[Data excerpts]
+ + + + +

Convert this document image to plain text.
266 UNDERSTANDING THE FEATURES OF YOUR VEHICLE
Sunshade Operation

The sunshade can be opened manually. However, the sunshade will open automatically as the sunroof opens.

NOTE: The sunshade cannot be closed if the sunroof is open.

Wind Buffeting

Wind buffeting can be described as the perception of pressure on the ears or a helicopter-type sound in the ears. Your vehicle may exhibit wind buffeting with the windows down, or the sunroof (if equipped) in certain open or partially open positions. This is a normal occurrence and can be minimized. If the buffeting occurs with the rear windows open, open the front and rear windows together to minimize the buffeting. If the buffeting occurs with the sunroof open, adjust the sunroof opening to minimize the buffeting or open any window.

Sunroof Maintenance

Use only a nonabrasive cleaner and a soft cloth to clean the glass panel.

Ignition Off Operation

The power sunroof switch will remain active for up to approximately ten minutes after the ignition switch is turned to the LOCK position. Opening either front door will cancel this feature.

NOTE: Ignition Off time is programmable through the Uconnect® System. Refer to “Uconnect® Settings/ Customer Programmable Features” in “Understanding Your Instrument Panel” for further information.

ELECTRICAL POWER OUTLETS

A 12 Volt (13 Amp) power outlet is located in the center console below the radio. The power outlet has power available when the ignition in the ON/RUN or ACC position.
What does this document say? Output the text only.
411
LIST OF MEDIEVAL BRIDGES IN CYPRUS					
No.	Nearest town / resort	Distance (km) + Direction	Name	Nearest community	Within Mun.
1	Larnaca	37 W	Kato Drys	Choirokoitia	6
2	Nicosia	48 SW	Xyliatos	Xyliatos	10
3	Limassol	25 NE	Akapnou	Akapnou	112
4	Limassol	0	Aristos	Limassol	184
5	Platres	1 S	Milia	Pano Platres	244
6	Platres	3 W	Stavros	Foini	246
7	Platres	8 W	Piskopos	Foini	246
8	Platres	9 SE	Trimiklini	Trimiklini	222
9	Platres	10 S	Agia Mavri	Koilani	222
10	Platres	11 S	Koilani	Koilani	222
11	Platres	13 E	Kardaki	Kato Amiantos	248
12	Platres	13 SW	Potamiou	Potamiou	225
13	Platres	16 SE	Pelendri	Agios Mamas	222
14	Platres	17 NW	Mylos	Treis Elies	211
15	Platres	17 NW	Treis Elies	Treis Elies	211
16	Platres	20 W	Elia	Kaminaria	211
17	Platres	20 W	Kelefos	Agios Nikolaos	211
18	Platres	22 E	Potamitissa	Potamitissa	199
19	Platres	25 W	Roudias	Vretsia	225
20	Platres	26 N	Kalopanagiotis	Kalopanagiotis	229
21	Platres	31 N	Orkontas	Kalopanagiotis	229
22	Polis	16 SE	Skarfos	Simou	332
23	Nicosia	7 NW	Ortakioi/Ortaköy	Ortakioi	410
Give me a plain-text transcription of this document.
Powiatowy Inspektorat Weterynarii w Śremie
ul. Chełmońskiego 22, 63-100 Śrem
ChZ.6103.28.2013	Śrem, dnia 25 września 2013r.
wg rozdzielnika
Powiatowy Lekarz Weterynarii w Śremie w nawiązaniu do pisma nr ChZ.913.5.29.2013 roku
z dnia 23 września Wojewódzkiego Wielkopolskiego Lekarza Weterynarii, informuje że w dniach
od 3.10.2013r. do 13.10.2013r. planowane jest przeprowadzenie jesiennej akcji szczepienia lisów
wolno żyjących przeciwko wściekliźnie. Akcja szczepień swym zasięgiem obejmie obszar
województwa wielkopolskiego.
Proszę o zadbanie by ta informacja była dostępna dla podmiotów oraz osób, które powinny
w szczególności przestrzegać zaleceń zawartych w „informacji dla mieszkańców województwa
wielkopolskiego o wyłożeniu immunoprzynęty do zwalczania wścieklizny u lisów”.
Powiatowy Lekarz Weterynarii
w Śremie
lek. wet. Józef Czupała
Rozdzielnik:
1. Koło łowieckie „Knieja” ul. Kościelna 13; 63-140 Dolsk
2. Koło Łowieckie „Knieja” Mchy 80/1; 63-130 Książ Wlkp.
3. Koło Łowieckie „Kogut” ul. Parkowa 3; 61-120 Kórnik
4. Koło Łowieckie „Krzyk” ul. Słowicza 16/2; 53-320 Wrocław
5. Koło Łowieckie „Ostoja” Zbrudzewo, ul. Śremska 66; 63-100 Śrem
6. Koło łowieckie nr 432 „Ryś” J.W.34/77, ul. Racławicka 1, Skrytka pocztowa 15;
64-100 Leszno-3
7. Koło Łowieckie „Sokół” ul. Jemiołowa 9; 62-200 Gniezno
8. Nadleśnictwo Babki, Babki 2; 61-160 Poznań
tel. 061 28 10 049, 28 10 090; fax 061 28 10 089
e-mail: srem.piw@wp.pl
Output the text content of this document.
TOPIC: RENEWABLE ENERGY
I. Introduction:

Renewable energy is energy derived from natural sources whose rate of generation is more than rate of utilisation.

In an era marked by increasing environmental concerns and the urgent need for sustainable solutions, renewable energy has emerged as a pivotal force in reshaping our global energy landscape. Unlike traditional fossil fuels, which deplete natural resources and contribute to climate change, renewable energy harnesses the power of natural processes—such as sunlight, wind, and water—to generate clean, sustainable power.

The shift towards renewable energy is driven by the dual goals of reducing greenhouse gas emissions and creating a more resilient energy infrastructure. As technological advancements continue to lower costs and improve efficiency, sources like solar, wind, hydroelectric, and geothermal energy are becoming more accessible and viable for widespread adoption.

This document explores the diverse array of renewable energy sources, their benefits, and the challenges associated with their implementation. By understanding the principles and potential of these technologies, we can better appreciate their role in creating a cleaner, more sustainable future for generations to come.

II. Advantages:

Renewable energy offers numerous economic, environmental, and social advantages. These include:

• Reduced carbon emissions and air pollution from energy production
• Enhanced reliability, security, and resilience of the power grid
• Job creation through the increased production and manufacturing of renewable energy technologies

+ + + + +

▸ **INSTRUCTIONS TO FOLLOW**
Using the exact wording, write out all of the records.

▸ **OUTPUT OF THE EXERCISE**
Convert this document image to plain text.
266 UNDERSTANDING THE FEATURES OF YOUR VEHICLE
Sunshade Operation

The sunshade can be opened manually. However, the sunshade will open automatically as the sunroof opens.

NOTE: The sunshade cannot be closed if the sunroof is open.

Wind Buffeting

Wind buffeting can be described as the perception of pressure on the ears or a helicopter-type sound in the ears. Your vehicle may exhibit wind buffeting with the windows down, or the sunroof (if equipped) in certain open or partially open positions. This is a normal occurrence and can be minimized. If the buffeting occurs with the rear windows open, open the front and rear windows together to minimize the buffeting. If the buffeting occurs with the sunroof open, adjust the sunroof opening to minimize the buffeting or open any window.

Sunroof Maintenance

Use only a nonabrasive cleaner and a soft cloth to clean the glass panel.

Ignition Off Operation

The power sunroof switch will remain active for up to approximately ten minutes after the ignition switch is turned to the LOCK position. Opening either front door will cancel this feature.

NOTE: Ignition Off time is programmable through the Uconnect® System. Refer to “Uconnect® Settings/ Customer Programmable Features” in “Understanding Your Instrument Panel” for further information.

ELECTRICAL POWER OUTLETS

A 12 Volt (13 Amp) power outlet is located in the center console below the radio. The power outlet has power available when the ignition in the ON/RUN or ACC position.
What does this document say? Output the text only.
411
LIST OF MEDIEVAL BRIDGES IN CYPRUS					
No.	Nearest town / resort	Distance (km) + Direction	Name	Nearest community	Within Mun.
1	Larnaca	37 W	Kato Drys	Choirokoitia	6
2	Nicosia	48 SW	Xyliatos	Xyliatos	10
3	Limassol	25 NE	Akapnou	Akapnou	112
4	Limassol	0	Aristos	Limassol	184
5	Platres	1 S	Milia	Pano Platres	244
6	Platres	3 W	Stavros	Foini	246
7	Platres	8 W	Piskopos	Foini	246
8	Platres	9 SE	Trimiklini	Trimiklini	222
9	Platres	10 S	Agia Mavri	Koilani	222
10	Platres	11 S	Koilani	Koilani	222
11	Platres	13 E	Kardaki	Kato Amiantos	248
12	Platres	13 SW	Potamiou	Potamiou	225
13	Platres	16 SE	Pelendri	Agios Mamas	222
14	Platres	17 NW	Mylos	Treis Elies	211
15	Platres	17 NW	Treis Elies	Treis Elies	211
16	Platres	20 W	Elia	Kaminaria	211
17	Platres	20 W	Kelefos	Agios Nikolaos	211
18	Platres	22 E	Potamitissa	Potamitissa	199
19	Platres	25 W	Roudias	Vretsia	225
20	Platres	26 N	Kalopanagiotis	Kalopanagiotis	229
21	Platres	31 N	Orkontas	Kalopanagiotis	229
22	Polis	16 SE	Skarfos	Simou	332
23	Nicosia	7 NW	Ortakioi/Ortaköy	Ortakioi	410
Give me a plain-text transcription of this document.
Powiatowy Inspektorat Weterynarii w Śremie
ul. Chełmońskiego 22, 63-100 Śrem
ChZ.6103.28.2013	Śrem, dnia 25 września 2013r.
wg rozdzielnika
Powiatowy Lekarz Weterynarii w Śremie w nawiązaniu do pisma nr ChZ.913.5.29.2013 roku
z dnia 23 września Wojewódzkiego Wielkopolskiego Lekarza Weterynarii, informuje że w dniach
od 3.10.2013r. do 13.10.2013r. planowane jest przeprowadzenie jesiennej akcji szczepienia lisów
wolno żyjących przeciwko wściekliźnie. Akcja szczepień swym zasięgiem obejmie obszar
województwa wielkopolskiego.
Proszę o zadbanie by ta informacja była dostępna dla podmiotów oraz osób, które powinny
w szczególności przestrzegać zaleceń zawartych w „informacji dla mieszkańców województwa
wielkopolskiego o wyłożeniu immunoprzynęty do zwalczania wścieklizny u lisów”.
Powiatowy Lekarz Weterynarii
w Śremie
lek. wet. Józef Czupała
Rozdzielnik:
1. Koło łowieckie „Knieja” ul. Kościelna 13; 63-140 Dolsk
2. Koło Łowieckie „Knieja” Mchy 80/1; 63-130 Książ Wlkp.
3. Koło Łowieckie „Kogut” ul. Parkowa 3; 61-120 Kórnik
4. Koło Łowieckie „Krzyk” ul. Słowicza 16/2; 53-320 Wrocław
5. Koło Łowieckie „Ostoja” Zbrudzewo, ul. Śremska 66; 63-100 Śrem
6. Koło łowieckie nr 432 „Ryś” J.W.34/77, ul. Racławicka 1, Skrytka pocztowa 15;
64-100 Leszno-3
7. Koło Łowieckie „Sokół” ul. Jemiołowa 9; 62-200 Gniezno
8. Nadleśnictwo Babki, Babki 2; 61-160 Poznań
tel. 061 28 10 049, 28 10 090; fax 061 28 10 089
e-mail: srem.piw@wp.pl
Output the text content of this document.
TOPIC: RENEWABLE ENERGY
I. Introduction:

Renewable energy is energy derived from natural sources whose rate of generation is more than rate of utilisation.

In an era marked by increasing environmental concerns and the urgent need for sustainable solutions, renewable energy has emerged as a pivotal force in reshaping our global energy landscape. Unlike traditional fossil fuels, which deplete natural resources and contribute to climate change, renewable energy harnesses the power of natural processes—such as sunlight, wind, and water—to generate clean, sustainable power.

The shift towards renewable energy is driven by the dual goals of reducing greenhouse gas emissions and creating a more resilient energy infrastructure. As technological advancements continue to lower costs and improve efficiency, sources like solar, wind, hydroelectric, and geothermal energy are becoming more accessible and viable for widespread adoption.

This document explores the diverse array of renewable energy sources, their benefits, and the challenges associated with their implementation. By understanding the principles and potential of these technologies, we can better appreciate their role in creating a cleaner, more sustainable future for generations to come.

II. Advantages:

Renewable energy offers numerous economic, environmental, and social advantages. These include:

• Reduced carbon emissions and air pollution from energy production
• Enhanced reliability, security, and resilience of the power grid
• Job creation through the increased production and manufacturing of renewable energy technologies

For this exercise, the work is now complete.